In the answer, each entry below appears exactly as given, and no picture appears at all.

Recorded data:
====================

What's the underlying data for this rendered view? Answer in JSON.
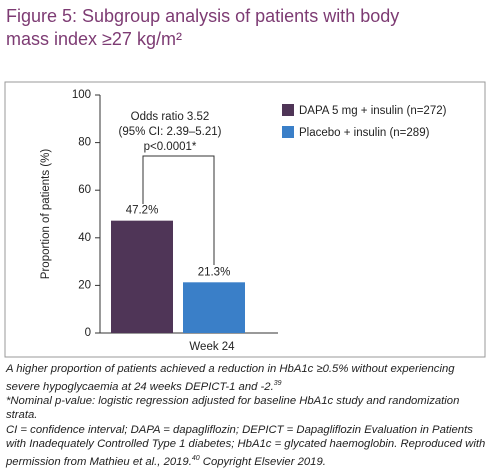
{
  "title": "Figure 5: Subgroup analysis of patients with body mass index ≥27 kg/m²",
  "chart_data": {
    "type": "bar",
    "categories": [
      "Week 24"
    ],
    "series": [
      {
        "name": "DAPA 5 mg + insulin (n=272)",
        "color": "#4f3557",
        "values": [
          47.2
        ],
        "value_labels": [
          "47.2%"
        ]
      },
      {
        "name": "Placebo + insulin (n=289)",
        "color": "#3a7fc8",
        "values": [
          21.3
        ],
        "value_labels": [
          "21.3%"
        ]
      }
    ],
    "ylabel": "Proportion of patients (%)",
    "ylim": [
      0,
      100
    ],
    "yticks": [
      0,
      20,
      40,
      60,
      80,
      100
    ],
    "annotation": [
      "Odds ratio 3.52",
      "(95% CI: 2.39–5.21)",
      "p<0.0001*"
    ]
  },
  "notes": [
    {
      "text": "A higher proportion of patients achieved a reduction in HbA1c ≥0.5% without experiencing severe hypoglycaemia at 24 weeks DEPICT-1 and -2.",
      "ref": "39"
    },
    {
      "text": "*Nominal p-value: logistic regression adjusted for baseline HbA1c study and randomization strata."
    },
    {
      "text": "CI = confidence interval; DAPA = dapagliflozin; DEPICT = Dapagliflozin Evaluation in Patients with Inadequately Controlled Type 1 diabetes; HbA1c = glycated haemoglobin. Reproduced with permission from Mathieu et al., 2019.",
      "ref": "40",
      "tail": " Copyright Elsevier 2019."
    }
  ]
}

====================

Result of the exercise:
What's the underlying data for this rendered view? Answer in JSON.
{
  "title": "Figure 5: Subgroup analysis of patients with body mass index ≥27 kg/m²",
  "chart_data": {
    "type": "bar",
    "categories": [
      "Week 24"
    ],
    "series": [
      {
        "name": "DAPA 5 mg + insulin (n=272)",
        "color": "#4f3557",
        "values": [
          47.2
        ],
        "value_labels": [
          "47.2%"
        ]
      },
      {
        "name": "Placebo + insulin (n=289)",
        "color": "#3a7fc8",
        "values": [
          21.3
        ],
        "value_labels": [
          "21.3%"
        ]
      }
    ],
    "ylabel": "Proportion of patients (%)",
    "ylim": [
      0,
      100
    ],
    "yticks": [
      0,
      20,
      40,
      60,
      80,
      100
    ],
    "annotation": [
      "Odds ratio 3.52",
      "(95% CI: 2.39–5.21)",
      "p<0.0001*"
    ]
  },
  "notes": [
    {
      "text": "A higher proportion of patients achieved a reduction in HbA1c ≥0.5% without experiencing severe hypoglycaemia at 24 weeks DEPICT-1 and -2.",
      "ref": "39"
    },
    {
      "text": "*Nominal p-value: logistic regression adjusted for baseline HbA1c study and randomization strata."
    },
    {
      "text": "CI = confidence interval; DAPA = dapagliflozin; DEPICT = Dapagliflozin Evaluation in Patients with Inadequately Controlled Type 1 diabetes; HbA1c = glycated haemoglobin. Reproduced with permission from Mathieu et al., 2019.",
      "ref": "40",
      "tail": " Copyright Elsevier 2019."
    }
  ]
}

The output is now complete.